» Task description: Can you pull out each line of the data below that includes the word "ребенка"?
══════
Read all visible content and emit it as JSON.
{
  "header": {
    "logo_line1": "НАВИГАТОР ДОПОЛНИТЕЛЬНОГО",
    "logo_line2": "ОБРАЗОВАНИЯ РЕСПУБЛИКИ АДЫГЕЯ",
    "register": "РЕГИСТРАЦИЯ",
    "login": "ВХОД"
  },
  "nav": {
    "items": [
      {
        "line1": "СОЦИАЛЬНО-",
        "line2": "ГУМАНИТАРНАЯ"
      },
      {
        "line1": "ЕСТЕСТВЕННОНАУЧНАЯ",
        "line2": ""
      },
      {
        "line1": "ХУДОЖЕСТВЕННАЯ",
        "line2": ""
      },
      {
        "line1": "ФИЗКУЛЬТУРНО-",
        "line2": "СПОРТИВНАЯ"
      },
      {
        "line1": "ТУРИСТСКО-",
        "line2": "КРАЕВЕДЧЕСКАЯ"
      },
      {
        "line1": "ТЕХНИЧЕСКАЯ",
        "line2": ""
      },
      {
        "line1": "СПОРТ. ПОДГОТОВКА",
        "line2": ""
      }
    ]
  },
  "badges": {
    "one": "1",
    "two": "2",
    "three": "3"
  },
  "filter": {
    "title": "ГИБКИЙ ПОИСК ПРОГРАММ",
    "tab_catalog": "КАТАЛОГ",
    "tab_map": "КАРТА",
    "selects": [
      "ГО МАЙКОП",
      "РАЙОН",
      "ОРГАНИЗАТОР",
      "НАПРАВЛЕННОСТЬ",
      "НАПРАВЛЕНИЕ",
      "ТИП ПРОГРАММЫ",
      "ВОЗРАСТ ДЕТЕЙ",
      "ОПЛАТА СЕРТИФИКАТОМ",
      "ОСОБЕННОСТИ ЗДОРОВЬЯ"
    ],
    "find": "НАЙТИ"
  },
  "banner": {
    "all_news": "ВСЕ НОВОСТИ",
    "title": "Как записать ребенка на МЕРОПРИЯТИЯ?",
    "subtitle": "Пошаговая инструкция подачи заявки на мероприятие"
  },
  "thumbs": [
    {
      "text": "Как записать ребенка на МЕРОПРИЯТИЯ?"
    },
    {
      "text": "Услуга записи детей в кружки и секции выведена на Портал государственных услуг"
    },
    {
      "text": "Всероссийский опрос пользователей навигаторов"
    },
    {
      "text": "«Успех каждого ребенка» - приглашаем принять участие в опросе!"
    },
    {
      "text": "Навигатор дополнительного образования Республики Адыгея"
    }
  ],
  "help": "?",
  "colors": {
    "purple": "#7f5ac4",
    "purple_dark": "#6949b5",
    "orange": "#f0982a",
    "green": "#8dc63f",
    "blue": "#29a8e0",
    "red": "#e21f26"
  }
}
══════
» Final answer:
    "title": "Как записать ребенка на МЕРОПРИЯТИЯ?",
      "text": "Как записать ребенка на МЕРОПРИЯТИЯ?"
      "text": "«Успех каждого ребенка» - приглашаем принять участие в опросе!"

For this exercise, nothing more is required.